**Task directions**: Print, exactly and completely, every entry in the data.

**Entries**:

········

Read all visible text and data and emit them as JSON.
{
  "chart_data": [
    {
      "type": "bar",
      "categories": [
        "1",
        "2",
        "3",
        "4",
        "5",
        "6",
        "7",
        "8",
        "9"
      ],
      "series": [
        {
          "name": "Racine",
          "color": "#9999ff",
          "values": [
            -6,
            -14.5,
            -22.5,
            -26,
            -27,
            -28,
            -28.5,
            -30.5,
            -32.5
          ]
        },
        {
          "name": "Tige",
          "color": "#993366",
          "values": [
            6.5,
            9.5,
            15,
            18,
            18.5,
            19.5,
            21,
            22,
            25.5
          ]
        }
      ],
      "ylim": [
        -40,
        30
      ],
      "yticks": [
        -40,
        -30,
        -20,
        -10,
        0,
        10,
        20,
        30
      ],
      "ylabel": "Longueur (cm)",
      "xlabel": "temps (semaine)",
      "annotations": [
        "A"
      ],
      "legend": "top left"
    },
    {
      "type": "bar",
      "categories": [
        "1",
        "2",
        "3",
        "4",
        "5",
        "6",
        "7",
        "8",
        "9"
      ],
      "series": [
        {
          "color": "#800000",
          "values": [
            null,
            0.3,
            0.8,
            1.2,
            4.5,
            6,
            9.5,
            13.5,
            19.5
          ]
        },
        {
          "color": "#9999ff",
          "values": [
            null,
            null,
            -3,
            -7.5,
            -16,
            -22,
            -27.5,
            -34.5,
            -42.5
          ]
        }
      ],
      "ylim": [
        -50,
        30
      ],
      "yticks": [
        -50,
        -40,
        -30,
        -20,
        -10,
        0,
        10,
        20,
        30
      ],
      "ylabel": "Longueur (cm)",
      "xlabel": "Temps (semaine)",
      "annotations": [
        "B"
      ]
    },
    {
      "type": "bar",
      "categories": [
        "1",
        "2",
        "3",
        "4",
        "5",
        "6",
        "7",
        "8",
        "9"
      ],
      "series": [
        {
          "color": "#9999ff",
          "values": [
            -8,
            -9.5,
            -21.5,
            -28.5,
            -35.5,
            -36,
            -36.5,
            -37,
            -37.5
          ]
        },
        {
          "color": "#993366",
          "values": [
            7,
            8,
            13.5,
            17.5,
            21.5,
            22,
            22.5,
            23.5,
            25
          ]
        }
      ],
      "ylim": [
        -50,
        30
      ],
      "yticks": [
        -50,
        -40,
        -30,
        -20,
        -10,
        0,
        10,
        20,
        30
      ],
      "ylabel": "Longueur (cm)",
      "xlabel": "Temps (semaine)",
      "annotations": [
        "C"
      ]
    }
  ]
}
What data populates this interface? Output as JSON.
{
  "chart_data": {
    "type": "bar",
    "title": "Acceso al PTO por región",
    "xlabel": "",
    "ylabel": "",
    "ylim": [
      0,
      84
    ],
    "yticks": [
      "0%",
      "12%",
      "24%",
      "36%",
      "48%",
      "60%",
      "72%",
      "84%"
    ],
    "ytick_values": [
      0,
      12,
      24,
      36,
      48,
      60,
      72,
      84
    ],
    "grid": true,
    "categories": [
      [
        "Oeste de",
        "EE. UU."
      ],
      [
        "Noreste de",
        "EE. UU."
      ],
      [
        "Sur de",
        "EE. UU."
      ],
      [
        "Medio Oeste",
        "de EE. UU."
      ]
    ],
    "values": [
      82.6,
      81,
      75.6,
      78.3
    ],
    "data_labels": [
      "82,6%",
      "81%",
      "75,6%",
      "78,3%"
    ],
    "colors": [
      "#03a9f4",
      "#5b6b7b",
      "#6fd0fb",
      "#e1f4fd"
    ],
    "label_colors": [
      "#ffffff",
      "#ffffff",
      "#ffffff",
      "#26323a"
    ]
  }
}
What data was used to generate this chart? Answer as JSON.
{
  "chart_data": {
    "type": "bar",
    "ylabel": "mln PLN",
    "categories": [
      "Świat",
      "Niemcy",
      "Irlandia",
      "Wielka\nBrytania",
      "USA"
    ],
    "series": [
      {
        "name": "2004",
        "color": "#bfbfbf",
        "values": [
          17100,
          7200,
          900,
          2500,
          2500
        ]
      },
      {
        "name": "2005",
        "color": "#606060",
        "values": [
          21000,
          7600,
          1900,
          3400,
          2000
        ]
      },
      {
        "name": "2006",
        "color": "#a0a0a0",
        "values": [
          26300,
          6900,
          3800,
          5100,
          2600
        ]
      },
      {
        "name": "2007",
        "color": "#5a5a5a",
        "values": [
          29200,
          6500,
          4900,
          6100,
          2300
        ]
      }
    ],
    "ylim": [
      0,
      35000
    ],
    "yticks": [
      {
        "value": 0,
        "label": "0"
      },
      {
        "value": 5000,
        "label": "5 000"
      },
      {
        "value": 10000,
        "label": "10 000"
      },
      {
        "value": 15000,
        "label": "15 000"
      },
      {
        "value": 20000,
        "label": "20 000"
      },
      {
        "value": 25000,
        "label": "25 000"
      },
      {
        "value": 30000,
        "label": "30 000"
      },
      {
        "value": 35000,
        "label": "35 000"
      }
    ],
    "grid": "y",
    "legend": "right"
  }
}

········

**Solution to this task**:
Read all visible text and data and emit them as JSON.
{
  "chart_data": [
    {
      "type": "bar",
      "categories": [
        "1",
        "2",
        "3",
        "4",
        "5",
        "6",
        "7",
        "8",
        "9"
      ],
      "series": [
        {
          "name": "Racine",
          "color": "#9999ff",
          "values": [
            -6,
            -14.5,
            -22.5,
            -26,
            -27,
            -28,
            -28.5,
            -30.5,
            -32.5
          ]
        },
        {
          "name": "Tige",
          "color": "#993366",
          "values": [
            6.5,
            9.5,
            15,
            18,
            18.5,
            19.5,
            21,
            22,
            25.5
          ]
        }
      ],
      "ylim": [
        -40,
        30
      ],
      "yticks": [
        -40,
        -30,
        -20,
        -10,
        0,
        10,
        20,
        30
      ],
      "ylabel": "Longueur (cm)",
      "xlabel": "temps (semaine)",
      "annotations": [
        "A"
      ],
      "legend": "top left"
    },
    {
      "type": "bar",
      "categories": [
        "1",
        "2",
        "3",
        "4",
        "5",
        "6",
        "7",
        "8",
        "9"
      ],
      "series": [
        {
          "color": "#800000",
          "values": [
            null,
            0.3,
            0.8,
            1.2,
            4.5,
            6,
            9.5,
            13.5,
            19.5
          ]
        },
        {
          "color": "#9999ff",
          "values": [
            null,
            null,
            -3,
            -7.5,
            -16,
            -22,
            -27.5,
            -34.5,
            -42.5
          ]
        }
      ],
      "ylim": [
        -50,
        30
      ],
      "yticks": [
        -50,
        -40,
        -30,
        -20,
        -10,
        0,
        10,
        20,
        30
      ],
      "ylabel": "Longueur (cm)",
      "xlabel": "Temps (semaine)",
      "annotations": [
        "B"
      ]
    },
    {
      "type": "bar",
      "categories": [
        "1",
        "2",
        "3",
        "4",
        "5",
        "6",
        "7",
        "8",
        "9"
      ],
      "series": [
        {
          "color": "#9999ff",
          "values": [
            -8,
            -9.5,
            -21.5,
            -28.5,
            -35.5,
            -36,
            -36.5,
            -37,
            -37.5
          ]
        },
        {
          "color": "#993366",
          "values": [
            7,
            8,
            13.5,
            17.5,
            21.5,
            22,
            22.5,
            23.5,
            25
          ]
        }
      ],
      "ylim": [
        -50,
        30
      ],
      "yticks": [
        -50,
        -40,
        -30,
        -20,
        -10,
        0,
        10,
        20,
        30
      ],
      "ylabel": "Longueur (cm)",
      "xlabel": "Temps (semaine)",
      "annotations": [
        "C"
      ]
    }
  ]
}
What data populates this interface? Output as JSON.
{
  "chart_data": {
    "type": "bar",
    "title": "Acceso al PTO por región",
    "xlabel": "",
    "ylabel": "",
    "ylim": [
      0,
      84
    ],
    "yticks": [
      "0%",
      "12%",
      "24%",
      "36%",
      "48%",
      "60%",
      "72%",
      "84%"
    ],
    "ytick_values": [
      0,
      12,
      24,
      36,
      48,
      60,
      72,
      84
    ],
    "grid": true,
    "categories": [
      [
        "Oeste de",
        "EE. UU."
      ],
      [
        "Noreste de",
        "EE. UU."
      ],
      [
        "Sur de",
        "EE. UU."
      ],
      [
        "Medio Oeste",
        "de EE. UU."
      ]
    ],
    "values": [
      82.6,
      81,
      75.6,
      78.3
    ],
    "data_labels": [
      "82,6%",
      "81%",
      "75,6%",
      "78,3%"
    ],
    "colors": [
      "#03a9f4",
      "#5b6b7b",
      "#6fd0fb",
      "#e1f4fd"
    ],
    "label_colors": [
      "#ffffff",
      "#ffffff",
      "#ffffff",
      "#26323a"
    ]
  }
}
What data was used to generate this chart? Answer as JSON.
{
  "chart_data": {
    "type": "bar",
    "ylabel": "mln PLN",
    "categories": [
      "Świat",
      "Niemcy",
      "Irlandia",
      "Wielka\nBrytania",
      "USA"
    ],
    "series": [
      {
        "name": "2004",
        "color": "#bfbfbf",
        "values": [
          17100,
          7200,
          900,
          2500,
          2500
        ]
      },
      {
        "name": "2005",
        "color": "#606060",
        "values": [
          21000,
          7600,
          1900,
          3400,
          2000
        ]
      },
      {
        "name": "2006",
        "color": "#a0a0a0",
        "values": [
          26300,
          6900,
          3800,
          5100,
          2600
        ]
      },
      {
        "name": "2007",
        "color": "#5a5a5a",
        "values": [
          29200,
          6500,
          4900,
          6100,
          2300
        ]
      }
    ],
    "ylim": [
      0,
      35000
    ],
    "yticks": [
      {
        "value": 0,
        "label": "0"
      },
      {
        "value": 5000,
        "label": "5 000"
      },
      {
        "value": 10000,
        "label": "10 000"
      },
      {
        "value": 15000,
        "label": "15 000"
      },
      {
        "value": 20000,
        "label": "20 000"
      },
      {
        "value": 25000,
        "label": "25 000"
      },
      {
        "value": 30000,
        "label": "30 000"
      },
      {
        "value": 35000,
        "label": "35 000"
      }
    ],
    "grid": "y",
    "legend": "right"
  }
}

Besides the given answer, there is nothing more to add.